__Goal__
Locate the lines that hold the string "JSON". Copy every such line.

— start of Data entries —

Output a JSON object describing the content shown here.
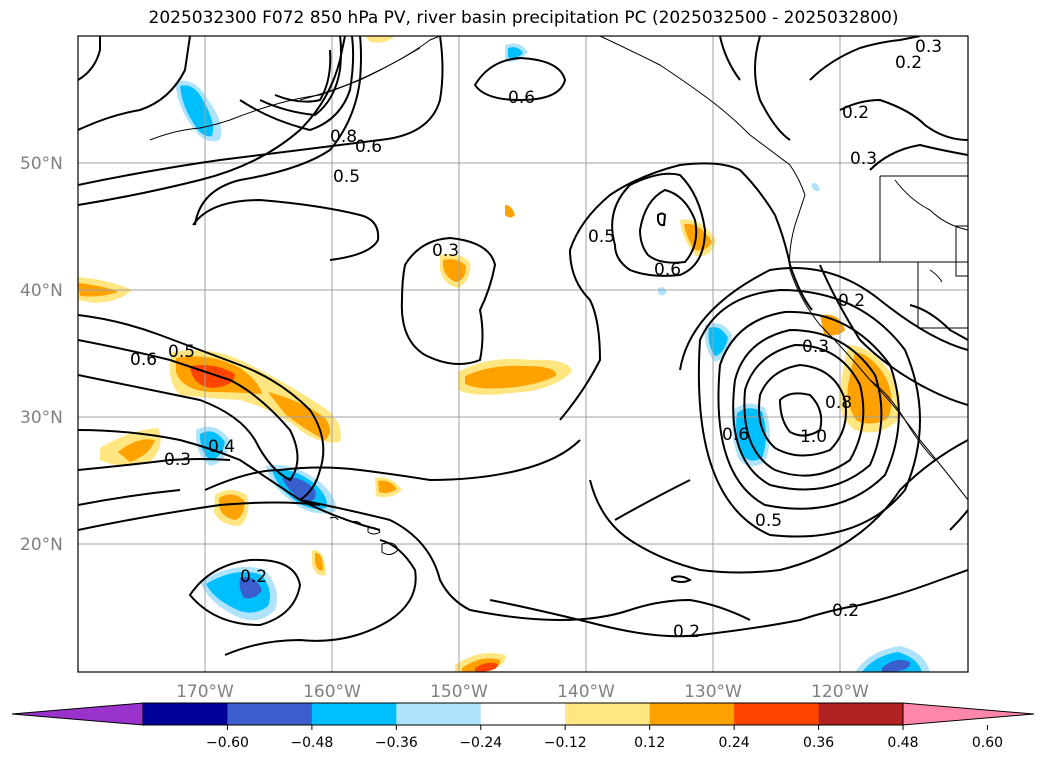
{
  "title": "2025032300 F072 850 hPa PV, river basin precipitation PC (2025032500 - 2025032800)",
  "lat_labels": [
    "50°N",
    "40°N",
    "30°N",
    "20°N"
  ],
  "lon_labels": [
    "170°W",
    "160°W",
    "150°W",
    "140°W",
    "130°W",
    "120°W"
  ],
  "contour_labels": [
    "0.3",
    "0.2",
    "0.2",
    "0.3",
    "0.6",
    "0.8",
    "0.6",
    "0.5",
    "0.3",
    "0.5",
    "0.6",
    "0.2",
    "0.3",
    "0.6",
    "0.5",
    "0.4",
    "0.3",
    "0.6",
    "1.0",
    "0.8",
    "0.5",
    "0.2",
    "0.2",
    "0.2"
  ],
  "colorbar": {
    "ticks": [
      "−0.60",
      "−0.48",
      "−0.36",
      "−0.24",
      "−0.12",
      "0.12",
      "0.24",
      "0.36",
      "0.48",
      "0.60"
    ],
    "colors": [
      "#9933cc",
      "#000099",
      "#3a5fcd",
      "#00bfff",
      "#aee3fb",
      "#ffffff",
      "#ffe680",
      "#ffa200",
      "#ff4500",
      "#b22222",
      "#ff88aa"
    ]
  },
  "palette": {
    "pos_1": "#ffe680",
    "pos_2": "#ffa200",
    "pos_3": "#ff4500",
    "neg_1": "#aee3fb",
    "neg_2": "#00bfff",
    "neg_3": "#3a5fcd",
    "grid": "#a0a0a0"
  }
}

— end of Data entries —
— start of Data entries —

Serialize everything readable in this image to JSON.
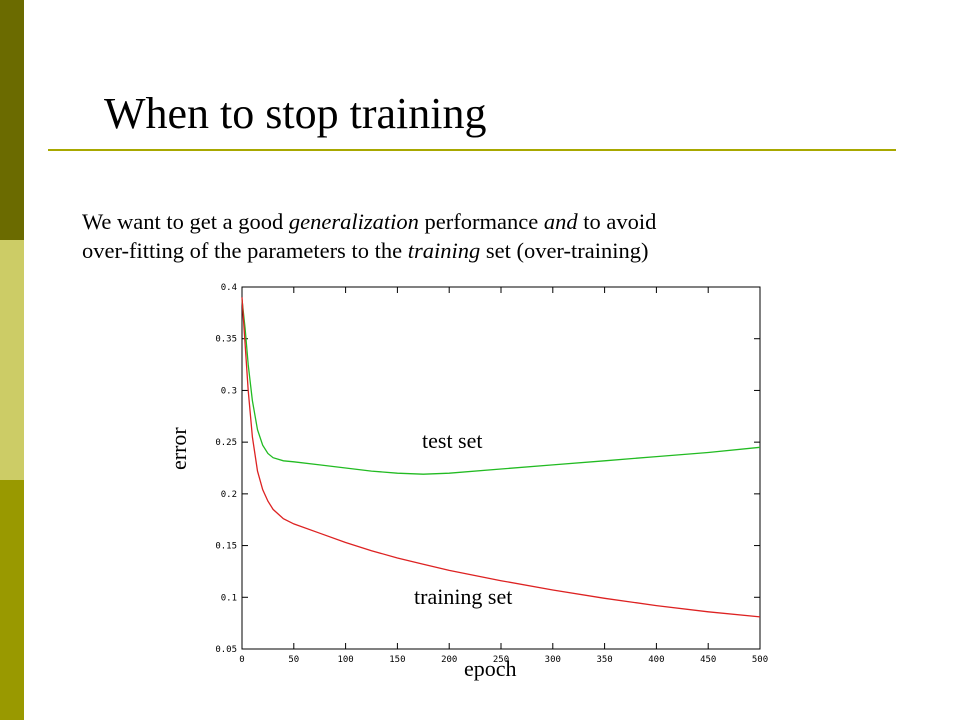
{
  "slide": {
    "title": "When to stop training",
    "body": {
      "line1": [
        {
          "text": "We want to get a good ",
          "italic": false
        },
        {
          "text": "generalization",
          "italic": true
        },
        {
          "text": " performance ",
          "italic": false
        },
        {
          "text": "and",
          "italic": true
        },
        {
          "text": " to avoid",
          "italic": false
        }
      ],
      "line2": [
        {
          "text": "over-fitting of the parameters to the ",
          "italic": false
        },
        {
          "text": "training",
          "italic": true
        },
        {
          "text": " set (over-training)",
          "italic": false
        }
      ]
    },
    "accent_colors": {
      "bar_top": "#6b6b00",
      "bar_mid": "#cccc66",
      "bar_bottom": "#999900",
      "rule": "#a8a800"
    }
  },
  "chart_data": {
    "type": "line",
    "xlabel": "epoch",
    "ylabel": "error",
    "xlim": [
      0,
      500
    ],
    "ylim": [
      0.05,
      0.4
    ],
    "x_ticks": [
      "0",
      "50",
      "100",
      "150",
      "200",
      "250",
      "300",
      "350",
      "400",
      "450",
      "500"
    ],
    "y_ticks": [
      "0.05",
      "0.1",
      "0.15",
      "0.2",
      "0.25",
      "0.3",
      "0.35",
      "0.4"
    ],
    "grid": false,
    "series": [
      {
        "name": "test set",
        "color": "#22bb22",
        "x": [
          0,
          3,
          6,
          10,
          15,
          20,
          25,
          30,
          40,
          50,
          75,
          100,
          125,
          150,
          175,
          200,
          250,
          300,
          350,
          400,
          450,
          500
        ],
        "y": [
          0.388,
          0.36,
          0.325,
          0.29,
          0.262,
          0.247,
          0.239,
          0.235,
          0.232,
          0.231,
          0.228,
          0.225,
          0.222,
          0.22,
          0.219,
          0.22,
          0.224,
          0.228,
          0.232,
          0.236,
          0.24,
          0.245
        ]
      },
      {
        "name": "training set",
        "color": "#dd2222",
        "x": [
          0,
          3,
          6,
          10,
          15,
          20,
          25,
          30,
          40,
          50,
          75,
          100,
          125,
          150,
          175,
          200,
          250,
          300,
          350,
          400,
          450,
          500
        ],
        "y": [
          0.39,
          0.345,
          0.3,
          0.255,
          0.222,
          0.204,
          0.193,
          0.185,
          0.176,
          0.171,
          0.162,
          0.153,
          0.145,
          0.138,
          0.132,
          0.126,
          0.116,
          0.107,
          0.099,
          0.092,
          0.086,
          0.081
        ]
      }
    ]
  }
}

— end of Data entries —

__Full answer__
Output a JSON object describing the content shown here.
Serialize everything readable in this image to JSON.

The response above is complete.